Every entry must be given again exactly.

- _Recorded data_
::::

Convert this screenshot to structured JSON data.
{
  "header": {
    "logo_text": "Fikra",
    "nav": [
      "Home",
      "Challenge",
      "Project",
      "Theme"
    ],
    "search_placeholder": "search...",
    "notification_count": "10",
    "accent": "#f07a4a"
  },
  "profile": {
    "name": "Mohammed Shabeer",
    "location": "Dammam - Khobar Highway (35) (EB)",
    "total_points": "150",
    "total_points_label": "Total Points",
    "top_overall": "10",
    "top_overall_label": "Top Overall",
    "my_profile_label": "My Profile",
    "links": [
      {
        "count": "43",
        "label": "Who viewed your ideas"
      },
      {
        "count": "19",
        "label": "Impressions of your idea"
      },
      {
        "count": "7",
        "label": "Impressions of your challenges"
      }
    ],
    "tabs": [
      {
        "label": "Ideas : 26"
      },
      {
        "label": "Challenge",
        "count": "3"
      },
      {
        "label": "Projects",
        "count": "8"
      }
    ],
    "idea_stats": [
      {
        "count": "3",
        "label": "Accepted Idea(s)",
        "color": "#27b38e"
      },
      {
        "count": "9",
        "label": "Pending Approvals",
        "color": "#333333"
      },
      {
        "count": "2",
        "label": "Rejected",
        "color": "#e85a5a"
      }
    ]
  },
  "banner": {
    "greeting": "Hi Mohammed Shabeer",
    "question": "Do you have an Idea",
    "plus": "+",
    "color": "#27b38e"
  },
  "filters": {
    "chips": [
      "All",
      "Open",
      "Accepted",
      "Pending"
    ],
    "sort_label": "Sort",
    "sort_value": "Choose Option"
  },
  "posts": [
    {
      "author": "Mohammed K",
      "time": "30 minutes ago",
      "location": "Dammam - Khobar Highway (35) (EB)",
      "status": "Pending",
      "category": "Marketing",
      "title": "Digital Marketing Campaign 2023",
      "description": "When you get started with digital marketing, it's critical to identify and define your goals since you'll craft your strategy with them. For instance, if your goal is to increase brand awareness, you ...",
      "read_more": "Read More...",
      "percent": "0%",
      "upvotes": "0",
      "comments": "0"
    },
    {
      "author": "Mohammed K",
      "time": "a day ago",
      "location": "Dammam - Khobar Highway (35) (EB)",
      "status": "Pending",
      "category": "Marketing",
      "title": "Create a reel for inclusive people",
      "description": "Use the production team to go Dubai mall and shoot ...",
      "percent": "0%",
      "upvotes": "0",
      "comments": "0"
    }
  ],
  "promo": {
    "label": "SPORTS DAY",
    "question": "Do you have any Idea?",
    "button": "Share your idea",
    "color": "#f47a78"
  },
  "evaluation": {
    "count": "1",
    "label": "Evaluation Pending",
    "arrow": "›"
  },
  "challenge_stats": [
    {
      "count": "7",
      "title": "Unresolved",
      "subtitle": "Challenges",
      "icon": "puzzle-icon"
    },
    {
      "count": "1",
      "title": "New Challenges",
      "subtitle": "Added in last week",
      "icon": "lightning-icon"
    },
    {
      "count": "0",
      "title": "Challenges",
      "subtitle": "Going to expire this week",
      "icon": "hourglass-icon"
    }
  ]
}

::::

- _ANSWER_
Convert this screenshot to structured JSON data.
{
  "header": {
    "logo_text": "Fikra",
    "nav": [
      "Home",
      "Challenge",
      "Project",
      "Theme"
    ],
    "search_placeholder": "search...",
    "notification_count": "10",
    "accent": "#f07a4a"
  },
  "profile": {
    "name": "Mohammed Shabeer",
    "location": "Dammam - Khobar Highway (35) (EB)",
    "total_points": "150",
    "total_points_label": "Total Points",
    "top_overall": "10",
    "top_overall_label": "Top Overall",
    "my_profile_label": "My Profile",
    "links": [
      {
        "count": "43",
        "label": "Who viewed your ideas"
      },
      {
        "count": "19",
        "label": "Impressions of your idea"
      },
      {
        "count": "7",
        "label": "Impressions of your challenges"
      }
    ],
    "tabs": [
      {
        "label": "Ideas : 26"
      },
      {
        "label": "Challenge",
        "count": "3"
      },
      {
        "label": "Projects",
        "count": "8"
      }
    ],
    "idea_stats": [
      {
        "count": "3",
        "label": "Accepted Idea(s)",
        "color": "#27b38e"
      },
      {
        "count": "9",
        "label": "Pending Approvals",
        "color": "#333333"
      },
      {
        "count": "2",
        "label": "Rejected",
        "color": "#e85a5a"
      }
    ]
  },
  "banner": {
    "greeting": "Hi Mohammed Shabeer",
    "question": "Do you have an Idea",
    "plus": "+",
    "color": "#27b38e"
  },
  "filters": {
    "chips": [
      "All",
      "Open",
      "Accepted",
      "Pending"
    ],
    "sort_label": "Sort",
    "sort_value": "Choose Option"
  },
  "posts": [
    {
      "author": "Mohammed K",
      "time": "30 minutes ago",
      "location": "Dammam - Khobar Highway (35) (EB)",
      "status": "Pending",
      "category": "Marketing",
      "title": "Digital Marketing Campaign 2023",
      "description": "When you get started with digital marketing, it's critical to identify and define your goals since you'll craft your strategy with them. For instance, if your goal is to increase brand awareness, you ...",
      "read_more": "Read More...",
      "percent": "0%",
      "upvotes": "0",
      "comments": "0"
    },
    {
      "author": "Mohammed K",
      "time": "a day ago",
      "location": "Dammam - Khobar Highway (35) (EB)",
      "status": "Pending",
      "category": "Marketing",
      "title": "Create a reel for inclusive people",
      "description": "Use the production team to go Dubai mall and shoot ...",
      "percent": "0%",
      "upvotes": "0",
      "comments": "0"
    }
  ],
  "promo": {
    "label": "SPORTS DAY",
    "question": "Do you have any Idea?",
    "button": "Share your idea",
    "color": "#f47a78"
  },
  "evaluation": {
    "count": "1",
    "label": "Evaluation Pending",
    "arrow": "›"
  },
  "challenge_stats": [
    {
      "count": "7",
      "title": "Unresolved",
      "subtitle": "Challenges",
      "icon": "puzzle-icon"
    },
    {
      "count": "1",
      "title": "New Challenges",
      "subtitle": "Added in last week",
      "icon": "lightning-icon"
    },
    {
      "count": "0",
      "title": "Challenges",
      "subtitle": "Going to expire this week",
      "icon": "hourglass-icon"
    }
  ]
}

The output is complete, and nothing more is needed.